■ **Challenge**
Without including the pictures, copy out every line below.

■ **Input data**
::::::

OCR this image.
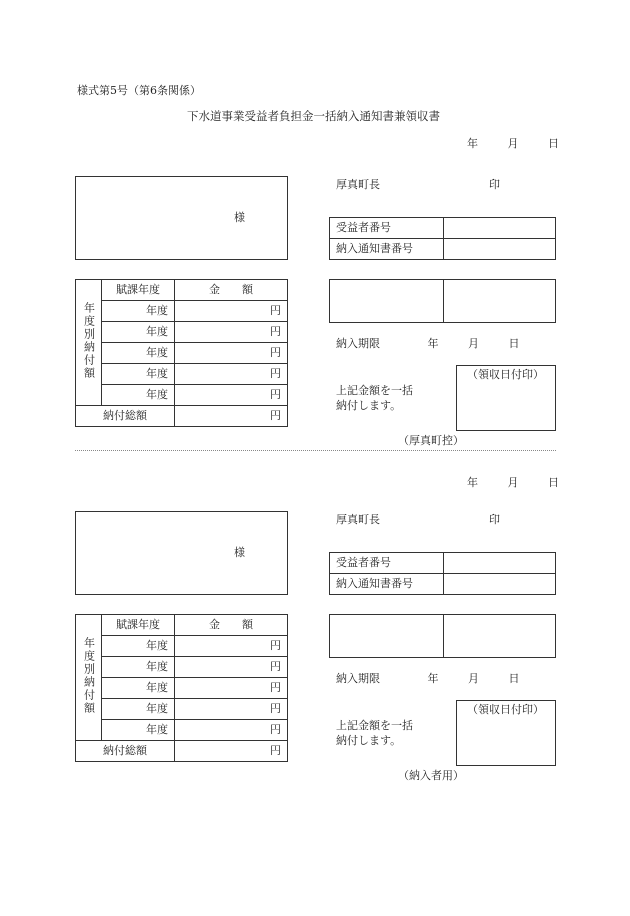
様式第5号（第6条関係）
下水道事業受益者負担金一括納入通知書兼領収書
年	月	日
様
厚真町長	印
受益者番号	
納入通知書番号	
年度別納付額	賦課年度	金　　額
	年度	円
	年度	円
	年度	円
	年度	円
	年度	円
納付総額		円
納入期限	年	月	日
上記金額を一括
納付します。
（領収日付印）
（厚真町控）
年	月	日
様
厚真町長	印
受益者番号	
納入通知書番号	
年度別納付額	賦課年度	金　　額
	年度	円
	年度	円
	年度	円
	年度	円
	年度	円
納付総額		円
納入期限	年	月	日
上記金額を一括
納付します。
（領収日付印）
（納入者用）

::::::

■ **Result for this exercise**
OCR this image.
様式第5号（第6条関係）
下水道事業受益者負担金一括納入通知書兼領収書
年	月	日
様
厚真町長	印
受益者番号	
納入通知書番号	
年度別納付額	賦課年度	金　　額
	年度	円
	年度	円
	年度	円
	年度	円
	年度	円
納付総額		円
納入期限	年	月	日
上記金額を一括
納付します。
（領収日付印）
（厚真町控）
年	月	日
様
厚真町長	印
受益者番号	
納入通知書番号	
年度別納付額	賦課年度	金　　額
	年度	円
	年度	円
	年度	円
	年度	円
	年度	円
納付総額		円
納入期限	年	月	日
上記金額を一括
納付します。
（領収日付印）
（納入者用）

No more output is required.